■ WHAT IS REQUIRED ■
Reproduce the entries in full, with no changes.

-*-*-

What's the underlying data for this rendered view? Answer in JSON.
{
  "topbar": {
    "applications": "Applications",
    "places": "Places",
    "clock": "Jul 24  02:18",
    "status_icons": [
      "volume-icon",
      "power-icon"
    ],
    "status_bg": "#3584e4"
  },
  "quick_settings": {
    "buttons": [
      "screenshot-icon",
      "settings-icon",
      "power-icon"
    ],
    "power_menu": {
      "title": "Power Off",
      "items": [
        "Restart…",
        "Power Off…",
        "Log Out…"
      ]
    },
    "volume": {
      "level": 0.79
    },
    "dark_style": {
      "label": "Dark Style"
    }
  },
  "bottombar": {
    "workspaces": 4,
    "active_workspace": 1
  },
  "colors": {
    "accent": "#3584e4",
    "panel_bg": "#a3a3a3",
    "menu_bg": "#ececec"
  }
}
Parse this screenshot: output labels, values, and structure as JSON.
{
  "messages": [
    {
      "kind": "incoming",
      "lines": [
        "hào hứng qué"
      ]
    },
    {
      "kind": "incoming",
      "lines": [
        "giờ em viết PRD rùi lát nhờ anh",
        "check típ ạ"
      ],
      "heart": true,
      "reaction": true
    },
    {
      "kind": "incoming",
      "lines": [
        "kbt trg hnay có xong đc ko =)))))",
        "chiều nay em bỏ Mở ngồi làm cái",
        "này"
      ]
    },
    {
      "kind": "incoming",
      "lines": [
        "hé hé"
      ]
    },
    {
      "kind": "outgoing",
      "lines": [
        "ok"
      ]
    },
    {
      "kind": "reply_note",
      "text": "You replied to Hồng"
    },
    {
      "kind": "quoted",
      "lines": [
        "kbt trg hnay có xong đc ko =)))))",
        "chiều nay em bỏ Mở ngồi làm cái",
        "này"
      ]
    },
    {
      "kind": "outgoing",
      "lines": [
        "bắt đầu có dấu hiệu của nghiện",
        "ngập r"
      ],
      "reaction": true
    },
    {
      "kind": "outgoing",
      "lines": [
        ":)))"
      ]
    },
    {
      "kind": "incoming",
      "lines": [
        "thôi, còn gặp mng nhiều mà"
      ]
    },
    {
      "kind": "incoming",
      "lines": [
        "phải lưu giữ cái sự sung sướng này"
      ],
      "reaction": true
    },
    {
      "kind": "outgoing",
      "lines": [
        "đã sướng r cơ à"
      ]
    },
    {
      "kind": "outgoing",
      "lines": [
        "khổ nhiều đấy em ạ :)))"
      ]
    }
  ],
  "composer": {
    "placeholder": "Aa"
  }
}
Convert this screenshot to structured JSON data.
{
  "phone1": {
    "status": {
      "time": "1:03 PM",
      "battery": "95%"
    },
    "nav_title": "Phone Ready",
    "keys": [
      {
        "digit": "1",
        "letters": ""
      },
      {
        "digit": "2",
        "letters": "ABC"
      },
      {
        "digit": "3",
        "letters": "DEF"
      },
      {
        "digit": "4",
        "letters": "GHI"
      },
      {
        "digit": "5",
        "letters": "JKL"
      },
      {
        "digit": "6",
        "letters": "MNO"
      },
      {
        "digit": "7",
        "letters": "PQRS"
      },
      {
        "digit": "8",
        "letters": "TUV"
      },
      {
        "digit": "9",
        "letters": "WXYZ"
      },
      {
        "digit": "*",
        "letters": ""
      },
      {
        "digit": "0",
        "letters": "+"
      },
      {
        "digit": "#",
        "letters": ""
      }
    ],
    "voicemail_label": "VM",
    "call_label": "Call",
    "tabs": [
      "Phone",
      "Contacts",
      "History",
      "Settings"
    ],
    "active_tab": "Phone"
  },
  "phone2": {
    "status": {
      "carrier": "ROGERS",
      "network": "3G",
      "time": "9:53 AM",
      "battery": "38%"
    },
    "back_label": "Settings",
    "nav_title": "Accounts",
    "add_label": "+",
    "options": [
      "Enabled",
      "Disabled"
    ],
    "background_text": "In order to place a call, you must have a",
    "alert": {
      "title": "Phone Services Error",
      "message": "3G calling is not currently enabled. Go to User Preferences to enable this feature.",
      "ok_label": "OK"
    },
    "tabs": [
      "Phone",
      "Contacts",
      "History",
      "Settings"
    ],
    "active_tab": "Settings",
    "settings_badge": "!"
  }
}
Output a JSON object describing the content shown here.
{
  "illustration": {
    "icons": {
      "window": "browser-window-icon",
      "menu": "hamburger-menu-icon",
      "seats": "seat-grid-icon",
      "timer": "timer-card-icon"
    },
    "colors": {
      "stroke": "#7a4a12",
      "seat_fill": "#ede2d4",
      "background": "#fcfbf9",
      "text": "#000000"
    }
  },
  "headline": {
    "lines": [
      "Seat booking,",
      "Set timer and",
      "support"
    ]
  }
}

-*-*-

■ TASK SOLUTION ■
What's the underlying data for this rendered view? Answer in JSON.
{
  "topbar": {
    "applications": "Applications",
    "places": "Places",
    "clock": "Jul 24  02:18",
    "status_icons": [
      "volume-icon",
      "power-icon"
    ],
    "status_bg": "#3584e4"
  },
  "quick_settings": {
    "buttons": [
      "screenshot-icon",
      "settings-icon",
      "power-icon"
    ],
    "power_menu": {
      "title": "Power Off",
      "items": [
        "Restart…",
        "Power Off…",
        "Log Out…"
      ]
    },
    "volume": {
      "level": 0.79
    },
    "dark_style": {
      "label": "Dark Style"
    }
  },
  "bottombar": {
    "workspaces": 4,
    "active_workspace": 1
  },
  "colors": {
    "accent": "#3584e4",
    "panel_bg": "#a3a3a3",
    "menu_bg": "#ececec"
  }
}
Parse this screenshot: output labels, values, and structure as JSON.
{
  "messages": [
    {
      "kind": "incoming",
      "lines": [
        "hào hứng qué"
      ]
    },
    {
      "kind": "incoming",
      "lines": [
        "giờ em viết PRD rùi lát nhờ anh",
        "check típ ạ"
      ],
      "heart": true,
      "reaction": true
    },
    {
      "kind": "incoming",
      "lines": [
        "kbt trg hnay có xong đc ko =)))))",
        "chiều nay em bỏ Mở ngồi làm cái",
        "này"
      ]
    },
    {
      "kind": "incoming",
      "lines": [
        "hé hé"
      ]
    },
    {
      "kind": "outgoing",
      "lines": [
        "ok"
      ]
    },
    {
      "kind": "reply_note",
      "text": "You replied to Hồng"
    },
    {
      "kind": "quoted",
      "lines": [
        "kbt trg hnay có xong đc ko =)))))",
        "chiều nay em bỏ Mở ngồi làm cái",
        "này"
      ]
    },
    {
      "kind": "outgoing",
      "lines": [
        "bắt đầu có dấu hiệu của nghiện",
        "ngập r"
      ],
      "reaction": true
    },
    {
      "kind": "outgoing",
      "lines": [
        ":)))"
      ]
    },
    {
      "kind": "incoming",
      "lines": [
        "thôi, còn gặp mng nhiều mà"
      ]
    },
    {
      "kind": "incoming",
      "lines": [
        "phải lưu giữ cái sự sung sướng này"
      ],
      "reaction": true
    },
    {
      "kind": "outgoing",
      "lines": [
        "đã sướng r cơ à"
      ]
    },
    {
      "kind": "outgoing",
      "lines": [
        "khổ nhiều đấy em ạ :)))"
      ]
    }
  ],
  "composer": {
    "placeholder": "Aa"
  }
}
Convert this screenshot to structured JSON data.
{
  "phone1": {
    "status": {
      "time": "1:03 PM",
      "battery": "95%"
    },
    "nav_title": "Phone Ready",
    "keys": [
      {
        "digit": "1",
        "letters": ""
      },
      {
        "digit": "2",
        "letters": "ABC"
      },
      {
        "digit": "3",
        "letters": "DEF"
      },
      {
        "digit": "4",
        "letters": "GHI"
      },
      {
        "digit": "5",
        "letters": "JKL"
      },
      {
        "digit": "6",
        "letters": "MNO"
      },
      {
        "digit": "7",
        "letters": "PQRS"
      },
      {
        "digit": "8",
        "letters": "TUV"
      },
      {
        "digit": "9",
        "letters": "WXYZ"
      },
      {
        "digit": "*",
        "letters": ""
      },
      {
        "digit": "0",
        "letters": "+"
      },
      {
        "digit": "#",
        "letters": ""
      }
    ],
    "voicemail_label": "VM",
    "call_label": "Call",
    "tabs": [
      "Phone",
      "Contacts",
      "History",
      "Settings"
    ],
    "active_tab": "Phone"
  },
  "phone2": {
    "status": {
      "carrier": "ROGERS",
      "network": "3G",
      "time": "9:53 AM",
      "battery": "38%"
    },
    "back_label": "Settings",
    "nav_title": "Accounts",
    "add_label": "+",
    "options": [
      "Enabled",
      "Disabled"
    ],
    "background_text": "In order to place a call, you must have a",
    "alert": {
      "title": "Phone Services Error",
      "message": "3G calling is not currently enabled. Go to User Preferences to enable this feature.",
      "ok_label": "OK"
    },
    "tabs": [
      "Phone",
      "Contacts",
      "History",
      "Settings"
    ],
    "active_tab": "Settings",
    "settings_badge": "!"
  }
}
Output a JSON object describing the content shown here.
{
  "illustration": {
    "icons": {
      "window": "browser-window-icon",
      "menu": "hamburger-menu-icon",
      "seats": "seat-grid-icon",
      "timer": "timer-card-icon"
    },
    "colors": {
      "stroke": "#7a4a12",
      "seat_fill": "#ede2d4",
      "background": "#fcfbf9",
      "text": "#000000"
    }
  },
  "headline": {
    "lines": [
      "Seat booking,",
      "Set timer and",
      "support"
    ]
  }
}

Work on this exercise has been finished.